** start LISTED ENTRIES **

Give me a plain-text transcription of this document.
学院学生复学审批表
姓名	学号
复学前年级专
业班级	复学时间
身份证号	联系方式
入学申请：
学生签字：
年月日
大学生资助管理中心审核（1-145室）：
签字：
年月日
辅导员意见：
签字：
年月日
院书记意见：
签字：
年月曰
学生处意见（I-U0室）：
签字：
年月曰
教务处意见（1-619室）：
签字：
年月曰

** end LISTED ENTRIES **

TASK GOAL: Set down every line of the listing above again, exactly as given.

RESULT BELOW:
Give me a plain-text transcription of this document.
学院学生复学审批表
姓名	学号
复学前年级专
业班级	复学时间
身份证号	联系方式
入学申请：
学生签字：
年月日
大学生资助管理中心审核（1-145室）：
签字：
年月日
辅导员意见：
签字：
年月日
院书记意见：
签字：
年月曰
学生处意见（I-U0室）：
签字：
年月曰
教务处意见（1-619室）：
签字：
年月曰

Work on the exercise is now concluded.